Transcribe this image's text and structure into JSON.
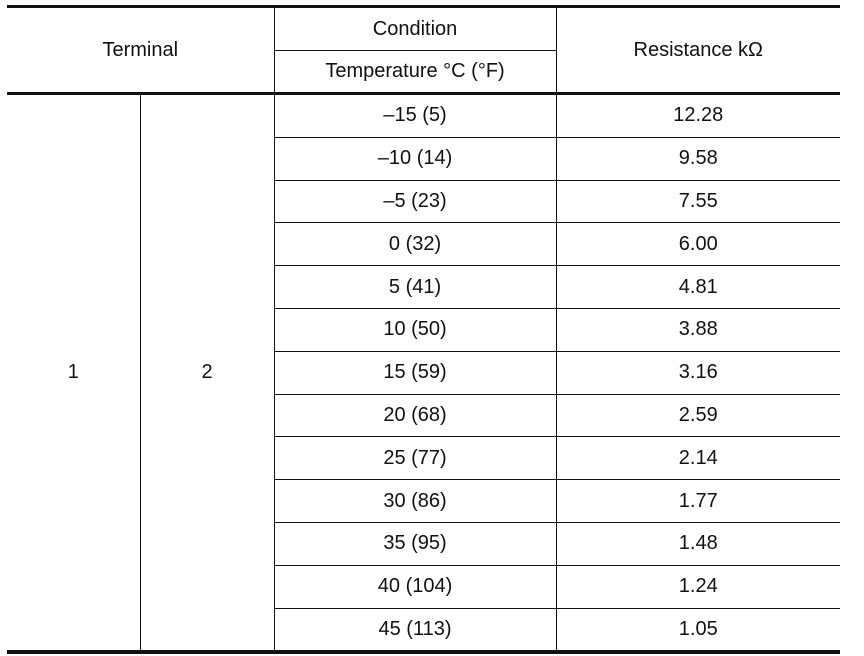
{
  "header": {
    "terminal": "Terminal",
    "condition": "Condition",
    "temperature": "Temperature °C (°F)",
    "resistance": "Resistance kΩ"
  },
  "terminals": {
    "a": "1",
    "b": "2"
  },
  "rows": [
    {
      "temp": "–15 (5)",
      "resistance": "12.28"
    },
    {
      "temp": "–10 (14)",
      "resistance": "9.58"
    },
    {
      "temp": "–5 (23)",
      "resistance": "7.55"
    },
    {
      "temp": "0 (32)",
      "resistance": "6.00"
    },
    {
      "temp": "5 (41)",
      "resistance": "4.81"
    },
    {
      "temp": "10 (50)",
      "resistance": "3.88"
    },
    {
      "temp": "15 (59)",
      "resistance": "3.16"
    },
    {
      "temp": "20 (68)",
      "resistance": "2.59"
    },
    {
      "temp": "25 (77)",
      "resistance": "2.14"
    },
    {
      "temp": "30 (86)",
      "resistance": "1.77"
    },
    {
      "temp": "35 (95)",
      "resistance": "1.48"
    },
    {
      "temp": "40 (104)",
      "resistance": "1.24"
    },
    {
      "temp": "45 (113)",
      "resistance": "1.05"
    }
  ]
}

Requirement -
Restate the data above exactly, stripping out each image.

Final answer -
Transcribe this image's text and structure into JSON.
{
  "header": {
    "terminal": "Terminal",
    "condition": "Condition",
    "temperature": "Temperature °C (°F)",
    "resistance": "Resistance kΩ"
  },
  "terminals": {
    "a": "1",
    "b": "2"
  },
  "rows": [
    {
      "temp": "–15 (5)",
      "resistance": "12.28"
    },
    {
      "temp": "–10 (14)",
      "resistance": "9.58"
    },
    {
      "temp": "–5 (23)",
      "resistance": "7.55"
    },
    {
      "temp": "0 (32)",
      "resistance": "6.00"
    },
    {
      "temp": "5 (41)",
      "resistance": "4.81"
    },
    {
      "temp": "10 (50)",
      "resistance": "3.88"
    },
    {
      "temp": "15 (59)",
      "resistance": "3.16"
    },
    {
      "temp": "20 (68)",
      "resistance": "2.59"
    },
    {
      "temp": "25 (77)",
      "resistance": "2.14"
    },
    {
      "temp": "30 (86)",
      "resistance": "1.77"
    },
    {
      "temp": "35 (95)",
      "resistance": "1.48"
    },
    {
      "temp": "40 (104)",
      "resistance": "1.24"
    },
    {
      "temp": "45 (113)",
      "resistance": "1.05"
    }
  ]
}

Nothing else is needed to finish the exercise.